[Records from a data source]
- - - - -
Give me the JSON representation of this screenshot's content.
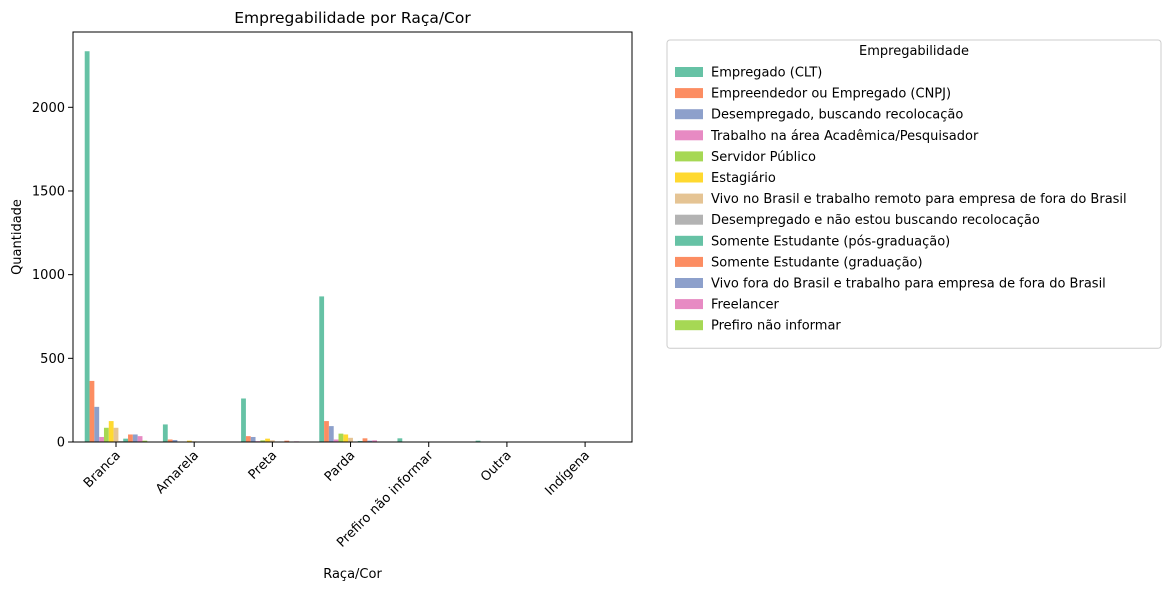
{
  "chart_data": {
    "type": "bar",
    "title": "Empregabilidade por Raça/Cor",
    "xlabel": "Raça/Cor",
    "ylabel": "Quantidade",
    "ylim": [
      0,
      2450
    ],
    "yticks": [
      0,
      500,
      1000,
      1500,
      2000
    ],
    "grid": false,
    "legend": {
      "title": "Empregabilidade",
      "placement": "outside-right-top"
    },
    "categories": [
      "Branca",
      "Amarela",
      "Preta",
      "Parda",
      "Prefiro não informar",
      "Outra",
      "Indígena"
    ],
    "series": [
      {
        "name": "Empregado (CLT)",
        "color": "#66c2a5",
        "values": [
          2335,
          105,
          260,
          870,
          22,
          8,
          3
        ]
      },
      {
        "name": "Empreendedor ou Empregado (CNPJ)",
        "color": "#fc8d62",
        "values": [
          365,
          15,
          35,
          125,
          3,
          1,
          0
        ]
      },
      {
        "name": "Desempregado, buscando recolocação",
        "color": "#8da0cb",
        "values": [
          210,
          12,
          30,
          95,
          2,
          1,
          0
        ]
      },
      {
        "name": "Trabalho na área Acadêmica/Pesquisador",
        "color": "#e78ac3",
        "values": [
          30,
          3,
          5,
          15,
          0,
          0,
          0
        ]
      },
      {
        "name": "Servidor Público",
        "color": "#a6d854",
        "values": [
          85,
          3,
          10,
          50,
          1,
          0,
          0
        ]
      },
      {
        "name": "Estagiário",
        "color": "#ffd92f",
        "values": [
          125,
          8,
          20,
          45,
          1,
          0,
          0
        ]
      },
      {
        "name": "Vivo no Brasil e trabalho remoto para empresa de fora do Brasil",
        "color": "#e5c494",
        "values": [
          85,
          4,
          10,
          25,
          1,
          0,
          0
        ]
      },
      {
        "name": "Desempregado e não estou buscando recolocação",
        "color": "#b3b3b3",
        "values": [
          5,
          1,
          1,
          3,
          0,
          0,
          0
        ]
      },
      {
        "name": "Somente Estudante (pós-graduação)",
        "color": "#66c2a5",
        "values": [
          20,
          2,
          3,
          6,
          0,
          0,
          0
        ]
      },
      {
        "name": "Somente Estudante (graduação)",
        "color": "#fc8d62",
        "values": [
          45,
          3,
          8,
          22,
          0,
          0,
          0
        ]
      },
      {
        "name": "Vivo fora do Brasil e trabalho para empresa de fora do Brasil",
        "color": "#8da0cb",
        "values": [
          45,
          2,
          3,
          8,
          0,
          0,
          0
        ]
      },
      {
        "name": "Freelancer",
        "color": "#e78ac3",
        "values": [
          35,
          2,
          4,
          10,
          0,
          0,
          0
        ]
      },
      {
        "name": "Prefiro não informar",
        "color": "#a6d854",
        "values": [
          8,
          1,
          1,
          3,
          1,
          0,
          0
        ]
      }
    ]
  }
}
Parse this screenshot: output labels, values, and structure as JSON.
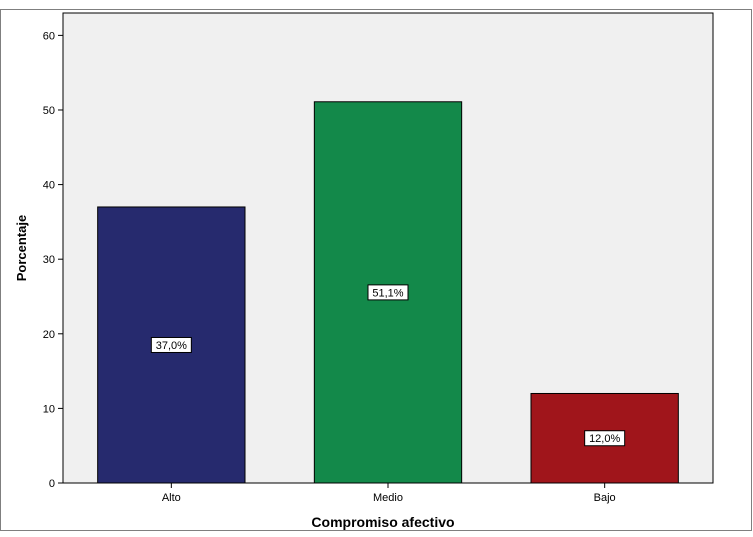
{
  "chart_data": {
    "type": "bar",
    "title": "",
    "xlabel": "Compromiso afectivo",
    "ylabel": "Porcentaje",
    "categories": [
      "Alto",
      "Medio",
      "Bajo"
    ],
    "values": [
      37.0,
      51.1,
      12.0
    ],
    "data_labels": [
      "37,0%",
      "51,1%",
      "12,0%"
    ],
    "bar_colors": [
      "#262A6E",
      "#13894A",
      "#A0151B"
    ],
    "ylim": [
      0,
      63
    ],
    "yticks": [
      0,
      10,
      20,
      30,
      40,
      50,
      60
    ],
    "grid": false,
    "legend": "none"
  },
  "colors": {
    "plot_background": "#F0F0F0",
    "axis": "#000000"
  }
}
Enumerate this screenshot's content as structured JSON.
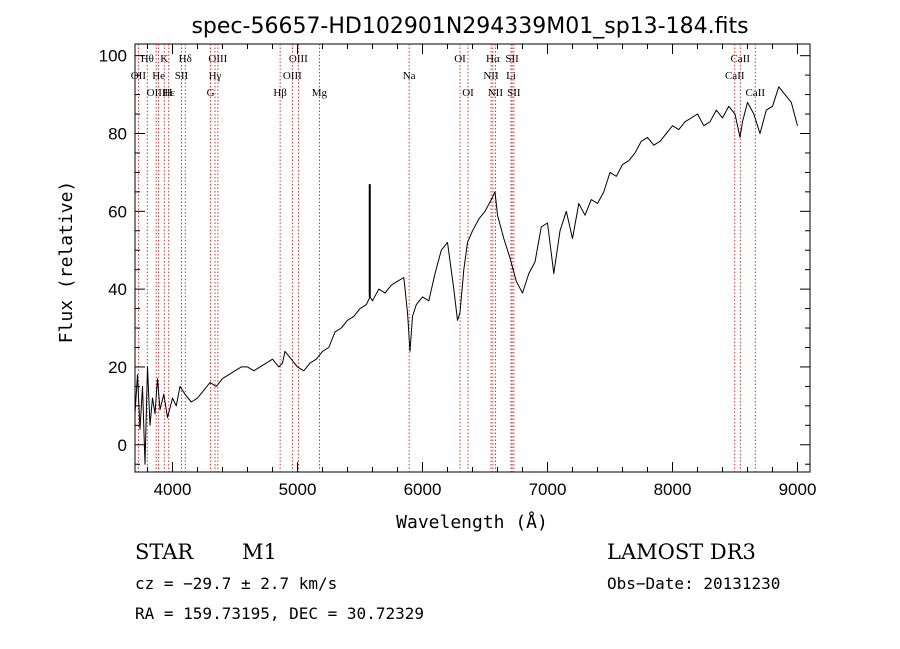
{
  "chart_data": {
    "type": "line",
    "title": "spec-56657-HD102901N294339M01_sp13-184.fits",
    "xlabel": "Wavelength (Å)",
    "ylabel": "Flux (relative)",
    "xlim": [
      3700,
      9100
    ],
    "ylim": [
      -7,
      103
    ],
    "x_ticks": [
      4000,
      5000,
      6000,
      7000,
      8000,
      9000
    ],
    "y_ticks": [
      0,
      20,
      40,
      60,
      80,
      100
    ],
    "grid": false,
    "series": [
      {
        "name": "flux",
        "x": [
          3700,
          3720,
          3740,
          3760,
          3780,
          3800,
          3820,
          3840,
          3860,
          3880,
          3900,
          3930,
          3960,
          4000,
          4030,
          4060,
          4100,
          4150,
          4200,
          4250,
          4300,
          4350,
          4400,
          4450,
          4500,
          4550,
          4600,
          4650,
          4700,
          4750,
          4800,
          4850,
          4880,
          4900,
          4950,
          5000,
          5050,
          5100,
          5150,
          5200,
          5250,
          5300,
          5350,
          5400,
          5450,
          5500,
          5550,
          5580,
          5600,
          5650,
          5700,
          5750,
          5800,
          5850,
          5880,
          5900,
          5920,
          5950,
          6000,
          6050,
          6100,
          6150,
          6200,
          6250,
          6280,
          6300,
          6330,
          6360,
          6400,
          6450,
          6500,
          6550,
          6580,
          6600,
          6650,
          6700,
          6750,
          6800,
          6850,
          6900,
          6950,
          7000,
          7050,
          7100,
          7150,
          7200,
          7250,
          7300,
          7350,
          7400,
          7450,
          7500,
          7550,
          7600,
          7650,
          7700,
          7750,
          7800,
          7850,
          7900,
          7950,
          8000,
          8050,
          8100,
          8150,
          8200,
          8250,
          8300,
          8350,
          8400,
          8450,
          8500,
          8540,
          8560,
          8600,
          8650,
          8700,
          8750,
          8800,
          8850,
          8900,
          8950,
          9000
        ],
        "y": [
          8,
          18,
          4,
          15,
          -5,
          20,
          5,
          12,
          8,
          17,
          9,
          13,
          7,
          12,
          10,
          15,
          13,
          11,
          12,
          14,
          16,
          15,
          17,
          18,
          19,
          20,
          20,
          19,
          20,
          21,
          22,
          20,
          21,
          24,
          22,
          20,
          19,
          21,
          22,
          24,
          25,
          29,
          30,
          32,
          33,
          35,
          36,
          38,
          37,
          40,
          39,
          41,
          42,
          43,
          34,
          24,
          33,
          36,
          38,
          37,
          44,
          50,
          52,
          40,
          32,
          34,
          45,
          52,
          55,
          58,
          60,
          63,
          65,
          59,
          53,
          48,
          42,
          39,
          44,
          47,
          56,
          57,
          44,
          55,
          60,
          53,
          62,
          59,
          63,
          62,
          65,
          70,
          69,
          72,
          73,
          75,
          78,
          79,
          77,
          78,
          80,
          82,
          81,
          83,
          84,
          85,
          82,
          83,
          86,
          84,
          87,
          85,
          79,
          83,
          88,
          85,
          80,
          86,
          87,
          92,
          90,
          88,
          82
        ]
      }
    ],
    "spike": {
      "x": 5578,
      "y": 67
    },
    "emission_lines": [
      {
        "label": "Hθ",
        "x": 3798,
        "row": 0
      },
      {
        "label": "K",
        "x": 3934,
        "row": 0
      },
      {
        "label": "Hδ",
        "x": 4102,
        "row": 0
      },
      {
        "label": "OIII",
        "x": 4363,
        "row": 0
      },
      {
        "label": "OIII",
        "x": 5007,
        "row": 0
      },
      {
        "label": "OI",
        "x": 6300,
        "row": 0
      },
      {
        "label": "Hα",
        "x": 6563,
        "row": 0
      },
      {
        "label": "SII",
        "x": 6717,
        "row": 0
      },
      {
        "label": "CaII",
        "x": 8542,
        "row": 0
      },
      {
        "label": "OII",
        "x": 3727,
        "row": 1
      },
      {
        "label": "He",
        "x": 3889,
        "row": 1
      },
      {
        "label": "SII",
        "x": 4072,
        "row": 1
      },
      {
        "label": "Hγ",
        "x": 4340,
        "row": 1
      },
      {
        "label": "OIII",
        "x": 4959,
        "row": 1
      },
      {
        "label": "Na",
        "x": 5893,
        "row": 1
      },
      {
        "label": "NII",
        "x": 6548,
        "row": 1
      },
      {
        "label": "Li",
        "x": 6708,
        "row": 1
      },
      {
        "label": "CaII",
        "x": 8498,
        "row": 1
      },
      {
        "label": "OIII",
        "x": 3869,
        "row": 2
      },
      {
        "label": "Hε",
        "x": 3970,
        "row": 2
      },
      {
        "label": "H",
        "x": 3968,
        "row": 2
      },
      {
        "label": "G",
        "x": 4305,
        "row": 2
      },
      {
        "label": "Hβ",
        "x": 4861,
        "row": 2
      },
      {
        "label": "Mg",
        "x": 5175,
        "row": 2
      },
      {
        "label": "OI",
        "x": 6364,
        "row": 2
      },
      {
        "label": "NII",
        "x": 6583,
        "row": 2
      },
      {
        "label": "SII",
        "x": 6731,
        "row": 2
      },
      {
        "label": "CaII",
        "x": 8662,
        "row": 2
      }
    ]
  },
  "info": {
    "object_class": "STAR",
    "subclass": "M1",
    "survey": "LAMOST DR3",
    "cz": "cz = −29.7 ± 2.7 km/s",
    "obs_date": "Obs−Date: 20131230",
    "coords": "RA = 159.73195, DEC =  30.72329"
  },
  "colors": {
    "line_marker": "#cc0000",
    "spectrum": "#000000"
  }
}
- - - - -
_TASK STATEMENT_
Locate the lines above that contain "Desempregado" and copy them.

_FULL ANSWER_
        "name": "Desempregado, buscando recolocação",
        "name": "Desempregado e não estou buscando recolocação",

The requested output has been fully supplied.